(PROBLEM):
Exactly as written, print each record in the listing.

(Rows from a figure dataset):
• • • • • • •

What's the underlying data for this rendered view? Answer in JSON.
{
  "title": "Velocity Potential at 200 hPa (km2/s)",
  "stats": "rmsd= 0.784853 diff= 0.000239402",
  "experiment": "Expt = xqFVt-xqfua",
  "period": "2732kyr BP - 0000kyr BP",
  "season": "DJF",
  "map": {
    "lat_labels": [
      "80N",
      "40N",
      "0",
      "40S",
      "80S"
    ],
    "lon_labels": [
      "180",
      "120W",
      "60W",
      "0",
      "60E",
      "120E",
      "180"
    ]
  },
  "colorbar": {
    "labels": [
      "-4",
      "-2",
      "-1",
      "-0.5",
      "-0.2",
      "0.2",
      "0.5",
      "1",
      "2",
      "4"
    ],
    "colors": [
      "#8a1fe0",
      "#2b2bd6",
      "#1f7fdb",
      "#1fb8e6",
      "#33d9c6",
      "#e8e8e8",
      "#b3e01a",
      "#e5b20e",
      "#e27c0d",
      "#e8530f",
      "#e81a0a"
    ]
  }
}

• • • • • • •

(RESULT OF THIS TASK):
What's the underlying data for this rendered view? Answer in JSON.
{
  "title": "Velocity Potential at 200 hPa (km2/s)",
  "stats": "rmsd= 0.784853 diff= 0.000239402",
  "experiment": "Expt = xqFVt-xqfua",
  "period": "2732kyr BP - 0000kyr BP",
  "season": "DJF",
  "map": {
    "lat_labels": [
      "80N",
      "40N",
      "0",
      "40S",
      "80S"
    ],
    "lon_labels": [
      "180",
      "120W",
      "60W",
      "0",
      "60E",
      "120E",
      "180"
    ]
  },
  "colorbar": {
    "labels": [
      "-4",
      "-2",
      "-1",
      "-0.5",
      "-0.2",
      "0.2",
      "0.5",
      "1",
      "2",
      "4"
    ],
    "colors": [
      "#8a1fe0",
      "#2b2bd6",
      "#1f7fdb",
      "#1fb8e6",
      "#33d9c6",
      "#e8e8e8",
      "#b3e01a",
      "#e5b20e",
      "#e27c0d",
      "#e8530f",
      "#e81a0a"
    ]
  }
}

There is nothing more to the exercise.